• Aim of the task: Check the listing below for lines with the word "index" and say how many there are, with nothing but the number.

• Raw data:
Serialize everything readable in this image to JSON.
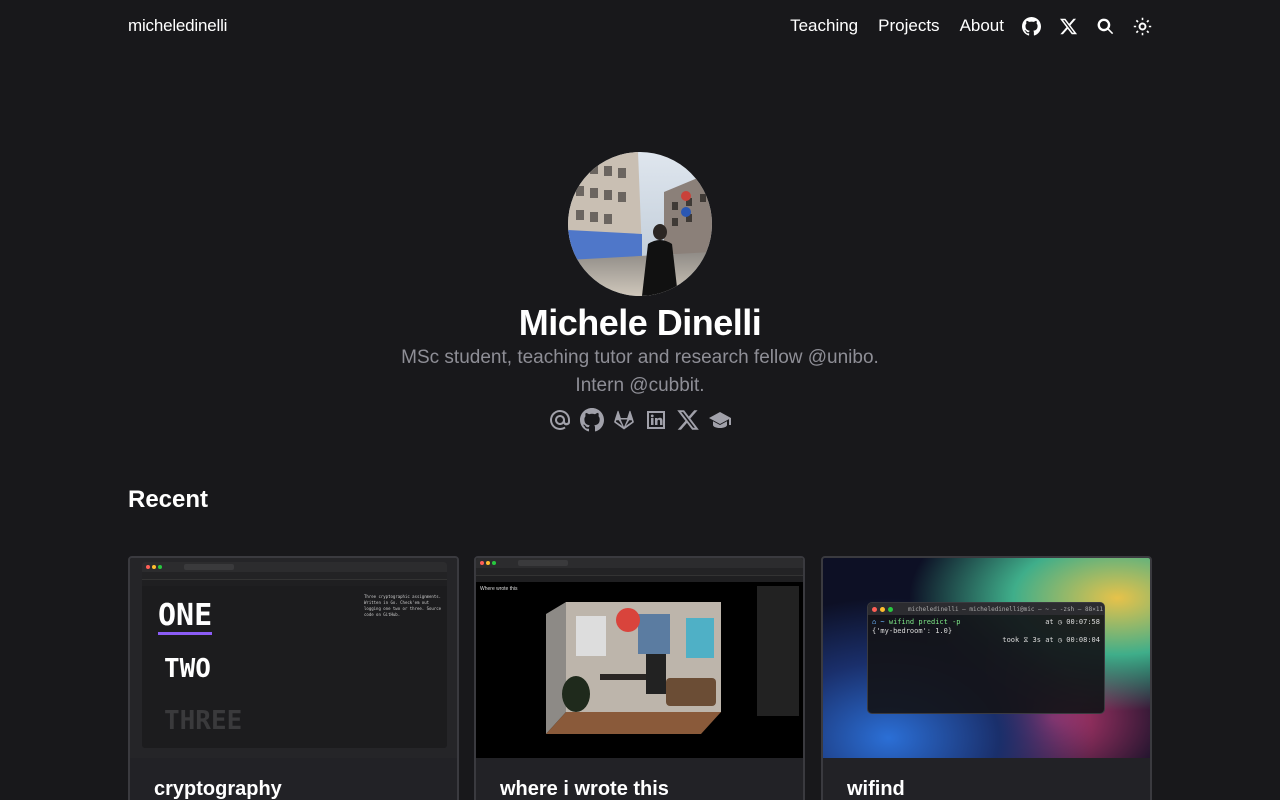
{
  "header": {
    "brand": "micheledinelli",
    "nav": [
      "Teaching",
      "Projects",
      "About"
    ],
    "icons": [
      "github-icon",
      "x-icon",
      "search-icon",
      "theme-toggle-icon"
    ]
  },
  "hero": {
    "name": "Michele Dinelli",
    "bio_line1": "MSc student, teaching tutor and research fellow @unibo.",
    "bio_line2": "Intern @cubbit.",
    "socials": [
      "email-icon",
      "github-icon",
      "gitlab-icon",
      "linkedin-icon",
      "x-icon",
      "scholar-icon"
    ]
  },
  "recent": {
    "title": "Recent",
    "cards": [
      {
        "title": "cryptography",
        "thumb_words": [
          "ONE",
          "TWO",
          "THREE"
        ],
        "thumb_note": "Three cryptographic assignments. Written in Go. Check'em out logging one two or three. Source code on GitHub."
      },
      {
        "title": "where i wrote this",
        "thumb_note": "Where wrote this"
      },
      {
        "title": "wifind",
        "terminal_title": "micheledinelli — micheledinelli@mic — ~ — -zsh — 88×11",
        "terminal_line1_cmd": "wifind predict -p",
        "terminal_line1_time": "at ◷ 00:07:58",
        "terminal_line2": "{'my-bedroom': 1.0}",
        "terminal_line3_took": "took ⧖ 3s at ◷ 00:08:04"
      }
    ]
  },
  "colors": {
    "background": "#18181b",
    "card_background": "#222226",
    "card_border": "#3a3a3f",
    "muted_text": "#8e8e96",
    "accent_underline": "#8b5cf6"
  }
}
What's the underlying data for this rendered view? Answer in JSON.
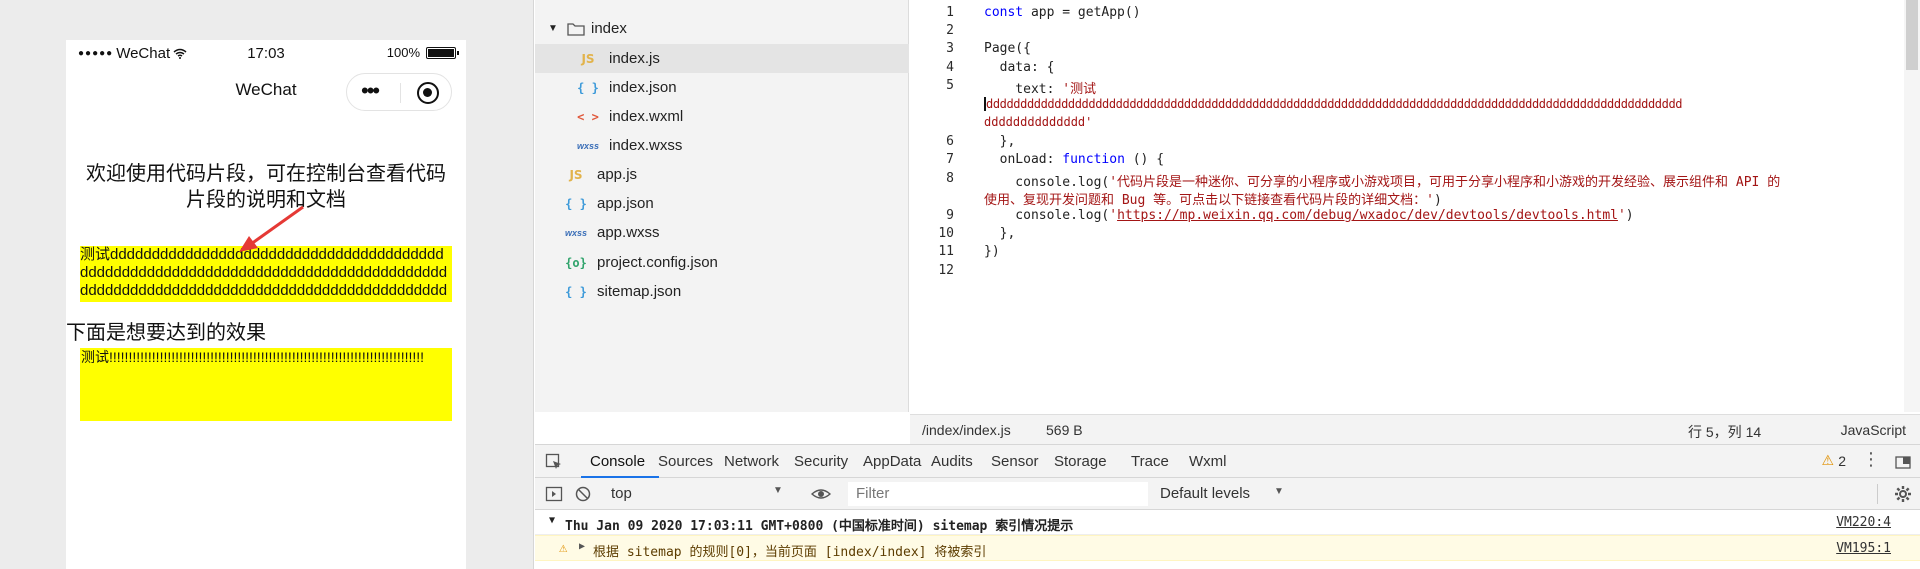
{
  "simulator": {
    "status": {
      "carrier": "WeChat",
      "time": "17:03",
      "battery": "100%"
    },
    "nav_title": "WeChat",
    "intro": "欢迎使用代码片段，可在控制台查看代码片段的说明和文档",
    "text1": "测试dddddddddddddddddddddddddddddddddddddddddddddddddddddddddddddddddddddddddddddddddddddddddddddddddddddddddddddddddddddddddddddddddddddddddddd",
    "below_label": "下面是想要达到的效果",
    "text2": "测试!!!!!!!!!!!!!!!!!!!!!!!!!!!!!!!!!!!!!!!!!!!!!!!!!!!!!!!!!!!!!!!!!!!!!!!!!!!!!!!!!"
  },
  "file_tree": {
    "folder": "index",
    "items": [
      {
        "icon": "JS",
        "kind": "js",
        "label": "index.js",
        "selected": true
      },
      {
        "icon": "{ }",
        "kind": "json",
        "label": "index.json"
      },
      {
        "icon": "< >",
        "kind": "wxml",
        "label": "index.wxml"
      },
      {
        "icon": "wxss",
        "kind": "wxss",
        "label": "index.wxss"
      },
      {
        "icon": "JS",
        "kind": "js",
        "label": "app.js"
      },
      {
        "icon": "{ }",
        "kind": "json",
        "label": "app.json"
      },
      {
        "icon": "wxss",
        "kind": "wxss",
        "label": "app.wxss"
      },
      {
        "icon": "{o}",
        "kind": "cfg",
        "label": "project.config.json"
      },
      {
        "icon": "{ }",
        "kind": "json",
        "label": "sitemap.json"
      }
    ]
  },
  "editor": {
    "line_numbers": [
      "1",
      "2",
      "3",
      "4",
      "5",
      "6",
      "7",
      "8",
      "9",
      "10",
      "11",
      "12"
    ],
    "code": {
      "l1_kw": "const",
      "l1_rest": " app = getApp()",
      "l3": "Page({",
      "l4": "  data: {",
      "l5_key": "    text: ",
      "l5_str": "'测试",
      "l5_wrap1": "dddddddddddddddddddddddddddddddddddddddddddddddddddddddddddddddddddddddddddddddddddddddddddddddddddddd",
      "l5_wrap2": "dddddddddddddd'",
      "l6": "  },",
      "l7_a": "  onLoad: ",
      "l7_kw": "function",
      "l7_b": " () {",
      "l8_a": "    console.log(",
      "l8_str1": "'代码片段是一种迷你、可分享的小程序或小游戏项目，可用于分享小程序和小游戏的开发经验、展示组件和 API 的",
      "l8_str2": "使用、复现开发问题和 Bug 等。可点击以下链接查看代码片段的详细文档：'",
      "l8_b": ")",
      "l9_a": "    console.log(",
      "l9_q1": "'",
      "l9_link": "https://mp.weixin.qq.com/debug/wxadoc/dev/devtools/devtools.html",
      "l9_q2": "'",
      "l9_b": ")",
      "l10": "  },",
      "l11": "})"
    },
    "status": {
      "path": "/index/index.js",
      "size": "569 B",
      "position": "行 5，列 14",
      "language": "JavaScript"
    }
  },
  "devtools": {
    "tabs": [
      "Console",
      "Sources",
      "Network",
      "Security",
      "AppData",
      "Audits",
      "Sensor",
      "Storage",
      "Trace",
      "Wxml"
    ],
    "active_tab": "Console",
    "warning_count": "2",
    "context": "top",
    "filter_placeholder": "Filter",
    "levels": "Default levels",
    "messages": [
      {
        "text": "Thu Jan 09 2020 17:03:11 GMT+0800 (中国标准时间) sitemap 索引情况提示",
        "source": "VM220:4"
      },
      {
        "text": "根据 sitemap 的规则[0]，当前页面 [index/index] 将被索引",
        "source": "VM195:1"
      }
    ]
  },
  "colors": {
    "highlight": "#ffff00",
    "arrow": "#e53935",
    "accent": "#1a73e8",
    "warning": "#f0a000"
  }
}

• Result of this exercise: 7